■ TASK DETAILS ■
Select each line of the records that contains the string "chart", matching case exactly.

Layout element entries

————

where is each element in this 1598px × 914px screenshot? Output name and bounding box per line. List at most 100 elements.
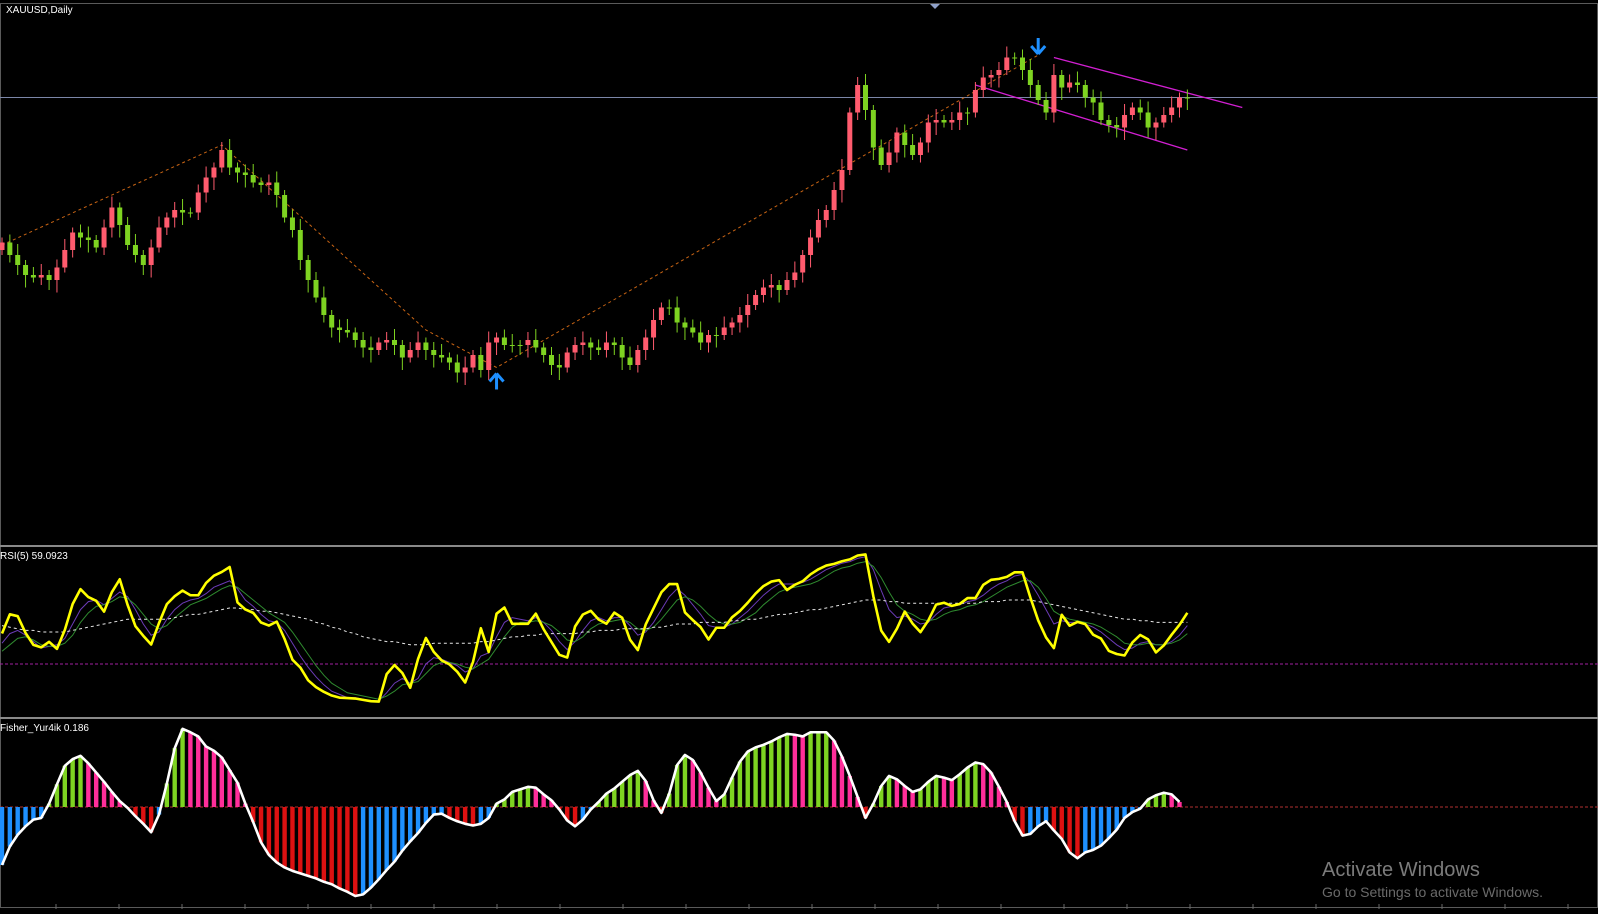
candle-bull: [431, 350, 437, 355]
candle-bull: [446, 357, 452, 363]
candle-bear: [266, 182, 272, 185]
candle-bear: [195, 192, 201, 213]
arrow-up-shape: [488, 372, 505, 390]
candle-bear: [886, 152, 892, 165]
fisher-histogram-bar: [1075, 807, 1080, 859]
candle-bear: [753, 295, 759, 305]
fisher-histogram-bar: [776, 737, 782, 807]
activate-windows-watermark: Activate Windows: [1322, 859, 1480, 881]
candle-bear: [1067, 82, 1073, 88]
candle-bull: [85, 237, 91, 240]
candle-bull: [1145, 112, 1151, 128]
fisher-histogram-bar: [360, 807, 366, 895]
fisher-histogram-bar: [227, 770, 232, 807]
fisher-histogram-bar: [274, 807, 279, 863]
fisher-histogram-bar: [337, 807, 342, 889]
chart-canvas[interactable]: [0, 0, 1598, 909]
candle-bear: [494, 337, 500, 343]
candle-bear: [1004, 57, 1010, 70]
candle-bear: [768, 285, 774, 288]
candle-bull: [125, 225, 131, 245]
fisher-histogram-bar: [376, 807, 381, 880]
candle-bear: [376, 342, 382, 350]
candle-bear: [737, 315, 743, 323]
candle-bull: [187, 212, 193, 214]
fisher-histogram-bar: [329, 807, 334, 885]
chart-symbol-title: XAUUSD,Daily: [6, 5, 73, 16]
candle-bull: [533, 340, 539, 348]
candle-bull: [15, 255, 21, 265]
candle-bear: [0, 242, 5, 250]
candle-bull: [1027, 70, 1033, 85]
candle-bear: [62, 250, 68, 268]
fisher-histogram-bar: [15, 807, 20, 835]
fisher-histogram-bar: [1043, 807, 1049, 822]
fisher-histogram-bar: [282, 807, 287, 868]
fisher-histogram-bar: [965, 767, 970, 807]
candle-bull: [1012, 57, 1018, 59]
fisher-histogram-bar: [933, 775, 939, 807]
candle-bull: [227, 150, 233, 168]
candle-bull: [965, 112, 971, 114]
fisher-histogram-bar: [196, 736, 201, 807]
candle-bear: [800, 255, 806, 273]
fisher-histogram-bar: [470, 807, 476, 826]
fisher-histogram-bar: [612, 788, 617, 807]
candle-bear: [996, 70, 1002, 75]
candle-bull: [30, 275, 36, 278]
candle-bear: [925, 122, 931, 143]
candle-bear: [933, 120, 939, 123]
candle-bear: [603, 342, 609, 350]
candle-bear: [1122, 115, 1128, 128]
candle-bull: [313, 280, 319, 298]
candle-bull: [289, 217, 295, 230]
candle-bear: [109, 207, 115, 228]
fisher-histogram-bar: [831, 740, 837, 807]
candle-bear: [721, 327, 727, 335]
fisher-histogram-bar: [78, 755, 83, 807]
chart-shift-marker: [930, 4, 940, 9]
candle-bull: [713, 335, 719, 336]
fisher-histogram-bar: [31, 807, 36, 820]
candle-bull: [1114, 125, 1120, 128]
fisher-histogram-bar: [1090, 807, 1096, 850]
candle-bull: [588, 342, 594, 348]
candle-bull: [93, 240, 99, 248]
rsi-signal-purple-line: [1, 556, 1188, 702]
candle-bull: [282, 195, 288, 218]
candle-bull: [297, 230, 303, 260]
candle-bull: [305, 260, 311, 280]
candle-bear: [839, 170, 845, 190]
fisher-histogram-bar: [1098, 807, 1104, 846]
fisher-histogram-bar: [313, 807, 319, 879]
fisher-histogram-bar: [769, 741, 774, 807]
candle-bull: [619, 345, 625, 358]
candle-bull: [556, 365, 562, 368]
candle-bear: [172, 210, 178, 218]
candle-bear: [38, 275, 44, 278]
candle-bear: [1153, 122, 1159, 128]
candle-bull: [902, 132, 908, 145]
candle-bear: [855, 85, 861, 113]
fisher-histogram-bar: [86, 763, 91, 807]
fisher-histogram-bar: [219, 757, 224, 807]
candle-bear: [784, 280, 790, 290]
trading-chart-window: XAUUSD,Daily RSI(5) 59.0923 Fisher_Yur4i…: [0, 0, 1598, 909]
candle-bull: [329, 315, 335, 328]
fisher-histogram-bar: [211, 750, 217, 807]
candle-bear: [415, 342, 421, 350]
fisher-line: [0, 727, 1181, 898]
candle-bull: [1090, 97, 1096, 103]
candle-bear: [651, 320, 657, 338]
candle-bull: [517, 345, 523, 346]
candle-bear: [808, 237, 814, 255]
fisher-histogram-bar: [1106, 807, 1112, 839]
fisher-histogram-bar: [305, 807, 311, 876]
arrow-down-icon: [1030, 38, 1047, 55]
fisher-histogram-bar: [353, 807, 358, 897]
fisher-histogram-bar: [408, 807, 413, 842]
candle-bear: [384, 340, 390, 343]
candle-bull: [392, 340, 397, 345]
candle-bull: [360, 340, 366, 348]
candle-bull: [666, 307, 672, 309]
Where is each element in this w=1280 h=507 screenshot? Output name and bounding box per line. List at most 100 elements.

————

■ ANSWER TO THE EXERCISE ■
chart-canvas[interactable]: [0, 0, 1598, 909]
chart-symbol-title: XAUUSD,Daily: [6, 5, 73, 16]
chart-shift-marker: [930, 4, 940, 9]
trading-chart-window: XAUUSD,Daily RSI(5) 59.0923 Fisher_Yur4i…: [0, 0, 1598, 909]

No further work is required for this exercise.